Search the entries below. Return every line that has "Choose" in it.

● ● ●

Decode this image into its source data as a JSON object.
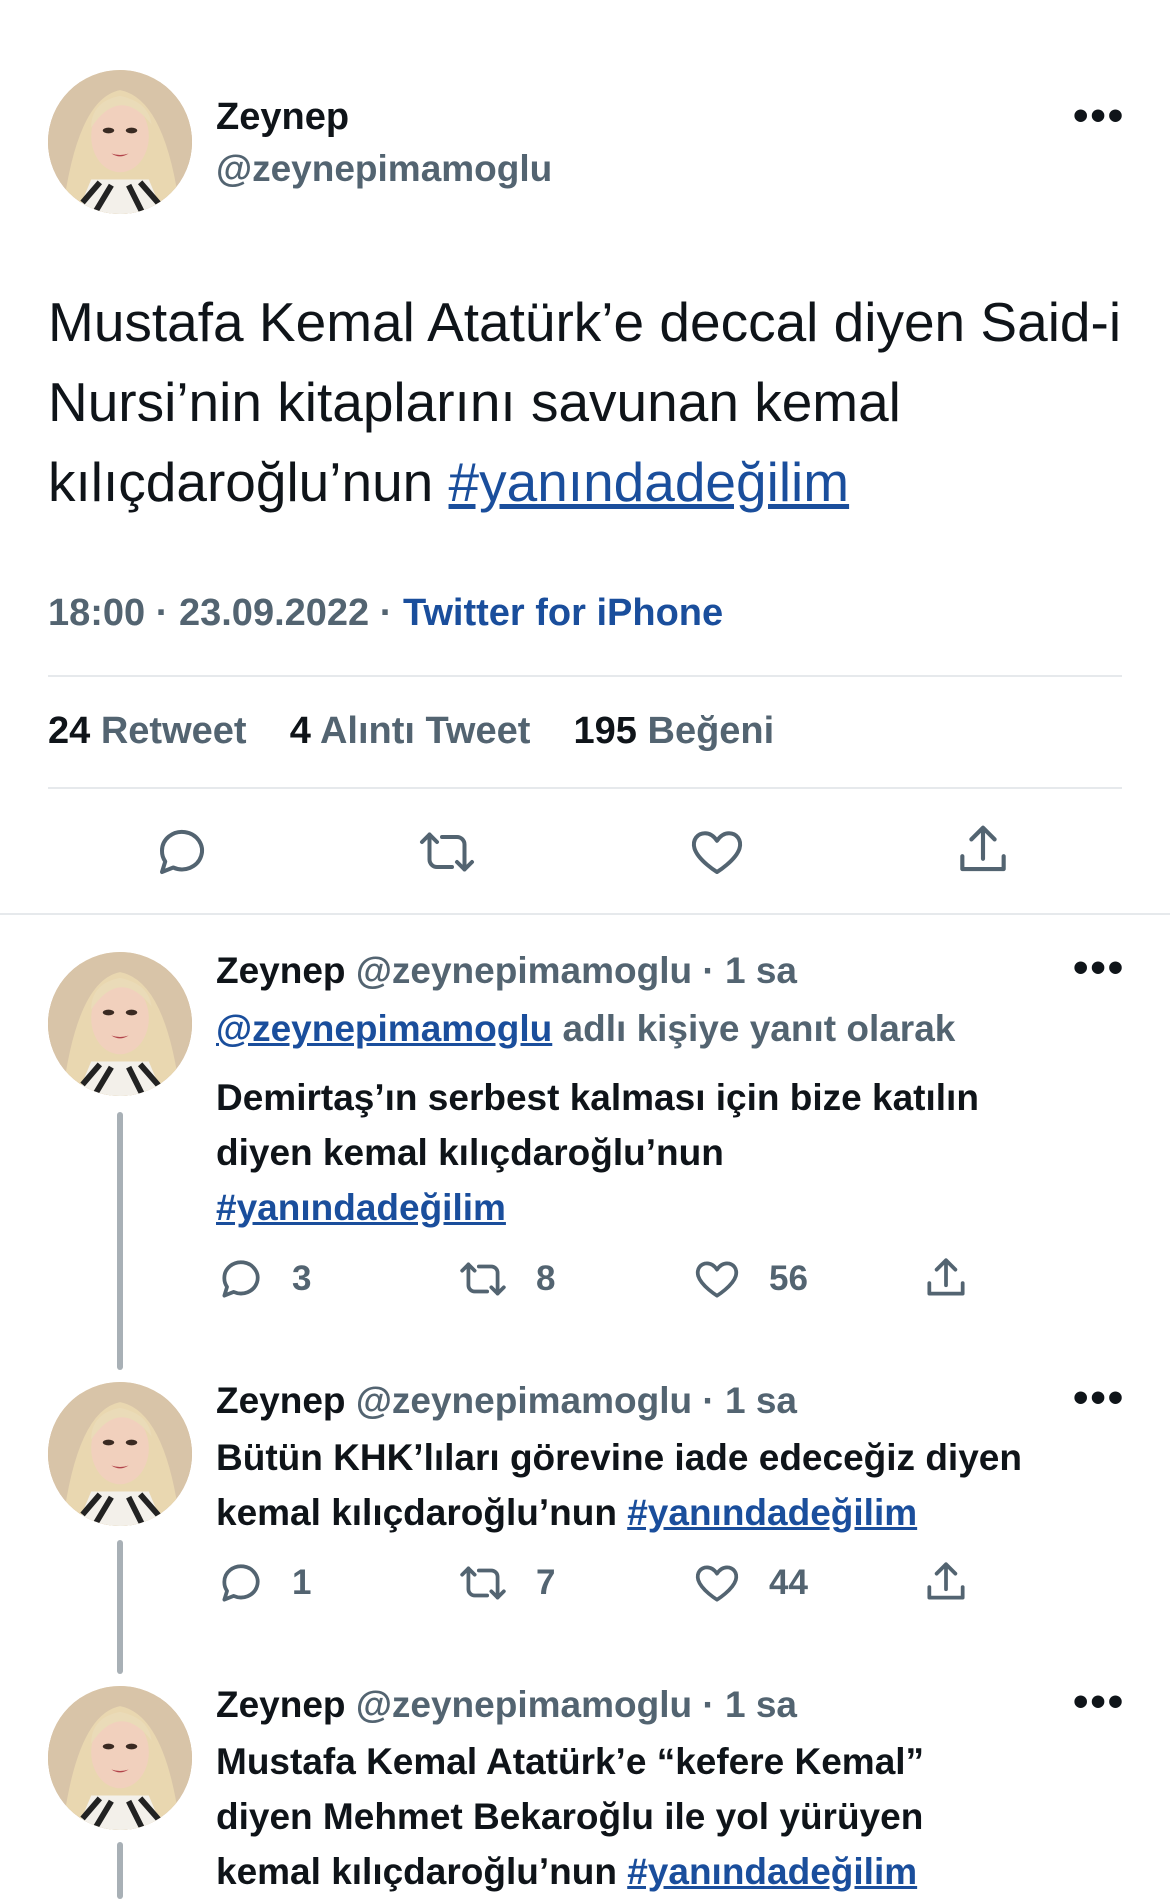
{
  "main_tweet": {
    "author_name": "Zeynep",
    "author_handle": "@zeynepimamoglu",
    "text": "Mustafa Kemal Atatürk’e deccal diyen Said-i Nursi’nin kitaplarını savunan kemal kılıçdaroğlu’nun",
    "hashtag": "#yanındadeğilim",
    "time": "18:00",
    "separator": "·",
    "date": "23.09.2022",
    "source": "Twitter for iPhone",
    "stats": {
      "retweets_count": "24",
      "retweets_label": "Retweet",
      "quotes_count": "4",
      "quotes_label": "Alıntı Tweet",
      "likes_count": "195",
      "likes_label": "Beğeni"
    }
  },
  "replies": [
    {
      "author_name": "Zeynep",
      "author_handle": "@zeynepimamoglu",
      "time": "· 1 sa",
      "reply_to_handle": "@zeynepimamoglu",
      "reply_to_text": "adlı kişiye yanıt olarak",
      "line1": "Demirtaş’ın serbest kalması için bize katılın",
      "line2": "diyen kemal kılıçdaroğlu’nun",
      "hashtag": "#yanındadeğilim",
      "replies_count": "3",
      "retweets_count": "8",
      "likes_count": "56"
    },
    {
      "author_name": "Zeynep",
      "author_handle": "@zeynepimamoglu",
      "time": "· 1 sa",
      "line1": "Bütün KHK’lıları görevine iade edeceğiz diyen",
      "line2": "kemal kılıçdaroğlu’nun",
      "hashtag": "#yanındadeğilim",
      "replies_count": "1",
      "retweets_count": "7",
      "likes_count": "44"
    },
    {
      "author_name": "Zeynep",
      "author_handle": "@zeynepimamoglu",
      "time": "· 1 sa",
      "line1": "Mustafa Kemal Atatürk’e “kefere Kemal”",
      "line2": "diyen Mehmet Bekaroğlu ile yol yürüyen",
      "line3": "kemal kılıçdaroğlu’nun",
      "hashtag": "#yanındadeğilim"
    }
  ],
  "icons": {
    "more": "more-horizontal-icon",
    "reply": "reply-bubble-icon",
    "retweet": "retweet-arrows-icon",
    "like": "heart-icon",
    "share": "share-upload-icon"
  },
  "colors": {
    "link": "#1a4e9c",
    "muted": "#536471",
    "text": "#0f1419",
    "divider": "#e6e9ec"
  }
}
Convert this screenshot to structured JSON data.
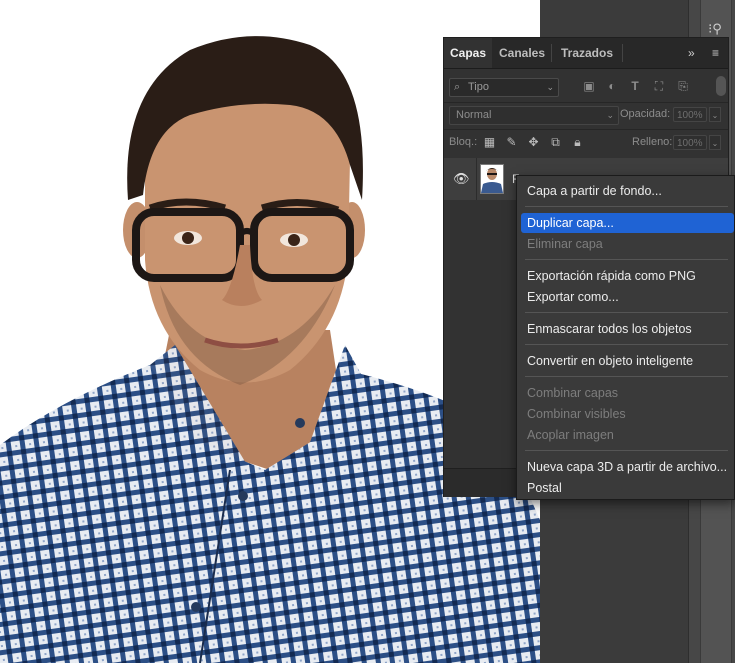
{
  "panel": {
    "tabs": [
      {
        "label": "Capas"
      },
      {
        "label": "Canales"
      },
      {
        "label": "Trazados"
      }
    ],
    "expand_glyph": "»",
    "menu_glyph": "≡",
    "filter": {
      "placeholder": "Tipo"
    },
    "blend_mode": "Normal",
    "opacity_label": "Opacidad:",
    "opacity_value": "100%",
    "lock_label": "Bloq.:",
    "fill_label": "Relleno:",
    "fill_value": "100%",
    "layer": {
      "name": "F"
    }
  },
  "context_menu": {
    "items": [
      {
        "label": "Capa a partir de fondo...",
        "enabled": true
      },
      {
        "label": "Duplicar capa...",
        "enabled": true,
        "highlighted": true
      },
      {
        "label": "Eliminar capa",
        "enabled": false
      },
      {
        "label": "Exportación rápida como PNG",
        "enabled": true
      },
      {
        "label": "Exportar como...",
        "enabled": true
      },
      {
        "label": "Enmascarar todos los objetos",
        "enabled": true
      },
      {
        "label": "Convertir en objeto inteligente",
        "enabled": true
      },
      {
        "label": "Combinar capas",
        "enabled": false
      },
      {
        "label": "Combinar visibles",
        "enabled": false
      },
      {
        "label": "Acoplar imagen",
        "enabled": false
      },
      {
        "label": "Nueva capa 3D a partir de archivo...",
        "enabled": true
      },
      {
        "label": "Postal",
        "enabled": true
      }
    ]
  },
  "icons": {
    "search": "search-icon",
    "pixel_filter": "image-filter-icon",
    "adjustment_filter": "adjustment-filter-icon",
    "type_filter": "type-filter-icon",
    "shape_filter": "shape-filter-icon",
    "smart_filter": "smart-object-filter-icon",
    "lock_pixels": "lock-transparent-icon",
    "lock_paint": "brush-icon",
    "lock_position": "move-icon",
    "lock_artboard": "artboard-icon",
    "lock_all": "lock-icon",
    "visibility": "eye-icon"
  },
  "colors": {
    "highlight": "#1f63d4",
    "panel_bg": "#323232",
    "menu_bg": "#3a3a3a"
  }
}
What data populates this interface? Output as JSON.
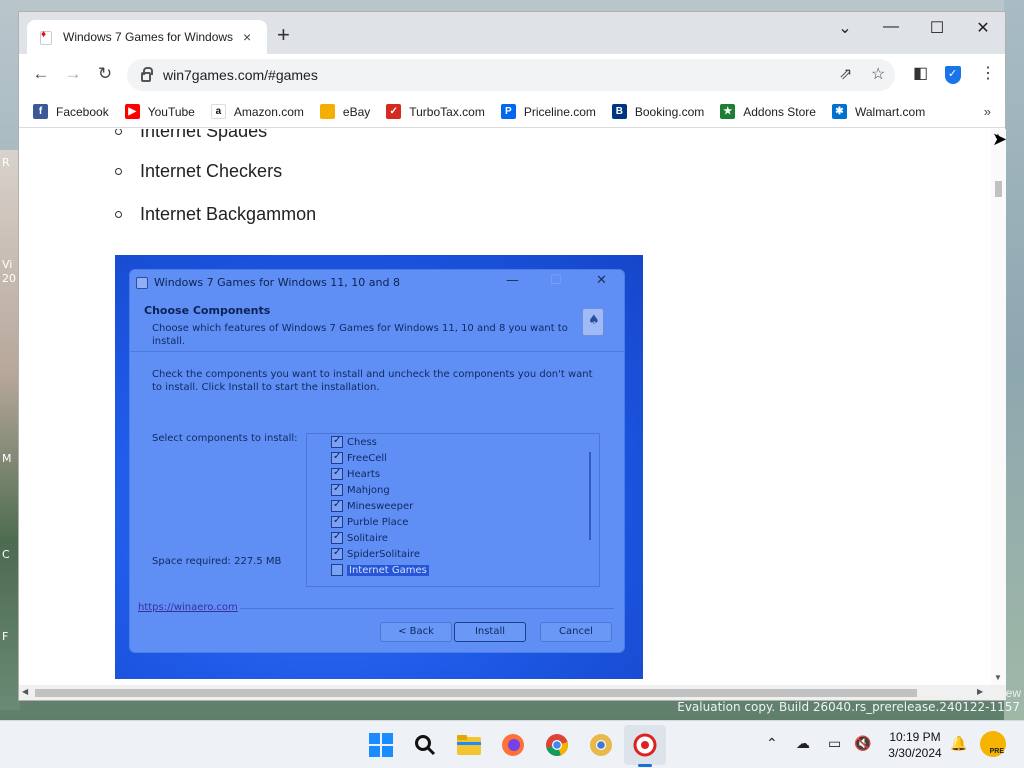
{
  "desktop": {
    "left_labels": [
      "R",
      "Vi",
      "20",
      "M",
      "C",
      "F"
    ],
    "right_label": "ew",
    "watermark": "Evaluation copy. Build 26040.rs_prerelease.240122-1157"
  },
  "browser": {
    "tab": {
      "title": "Windows 7 Games for Windows",
      "close": "×"
    },
    "new_tab": "+",
    "window_controls": {
      "dropdown": "⌄",
      "minimize": "—",
      "maximize": "☐",
      "close": "✕"
    },
    "toolbar": {
      "back": "←",
      "forward": "→",
      "reload": "↻",
      "url": "win7games.com/#games",
      "share": "⇗",
      "star": "☆",
      "sidepanel": "◧",
      "menu": "⋮"
    },
    "bookmarks": [
      {
        "label": "Facebook",
        "icon": "facebook-icon",
        "color": "#3b5998",
        "glyph": "f"
      },
      {
        "label": "YouTube",
        "icon": "youtube-icon",
        "color": "#ff0000",
        "glyph": "▶"
      },
      {
        "label": "Amazon.com",
        "icon": "amazon-icon",
        "color": "#ffffff",
        "glyph": "a"
      },
      {
        "label": "eBay",
        "icon": "ebay-icon",
        "color": "#f5af02",
        "glyph": ""
      },
      {
        "label": "TurboTax.com",
        "icon": "turbotax-icon",
        "color": "#d52b1e",
        "glyph": "✓"
      },
      {
        "label": "Priceline.com",
        "icon": "priceline-icon",
        "color": "#0068ef",
        "glyph": "P"
      },
      {
        "label": "Booking.com",
        "icon": "booking-icon",
        "color": "#003580",
        "glyph": "B"
      },
      {
        "label": "Addons Store",
        "icon": "addons-store-icon",
        "color": "#1e7e34",
        "glyph": "★"
      },
      {
        "label": "Walmart.com",
        "icon": "walmart-icon",
        "color": "#0071ce",
        "glyph": "✱"
      }
    ],
    "bookmarks_more": "»"
  },
  "page": {
    "games": [
      "Internet Spades",
      "Internet Checkers",
      "Internet Backgammon"
    ]
  },
  "installer": {
    "title": "Windows 7 Games for Windows 11, 10 and 8",
    "minimize": "—",
    "maximize": "☐",
    "close": "✕",
    "header_title": "Choose Components",
    "header_subtitle": "Choose which features of Windows 7 Games for Windows 11, 10 and 8 you want to install.",
    "description": "Check the components you want to install and uncheck the components you don't want to install. Click Install to start the installation.",
    "select_label": "Select components to install:",
    "space_required": "Space required: 227.5 MB",
    "components": [
      {
        "label": "Chess",
        "checked": true
      },
      {
        "label": "FreeCell",
        "checked": true
      },
      {
        "label": "Hearts",
        "checked": true
      },
      {
        "label": "Mahjong",
        "checked": true
      },
      {
        "label": "Minesweeper",
        "checked": true
      },
      {
        "label": "Purble Place",
        "checked": true
      },
      {
        "label": "Solitaire",
        "checked": true
      },
      {
        "label": "SpiderSolitaire",
        "checked": true
      },
      {
        "label": "Internet Games",
        "checked": false
      }
    ],
    "link": "https://winaero.com",
    "buttons": {
      "back": "< Back",
      "install": "Install",
      "cancel": "Cancel"
    }
  },
  "taskbar": {
    "clock_time": "10:19 PM",
    "clock_date": "3/30/2024",
    "pre_badge": "PRE",
    "accent": "#1a8cff"
  }
}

● ● ●

## RESULT OF THE EXERCISE
    "header_title": "Choose Components",
    "header_subtitle": "Choose which features of Windows 7 Games for Windows 11, 10 and 8 you want to install.",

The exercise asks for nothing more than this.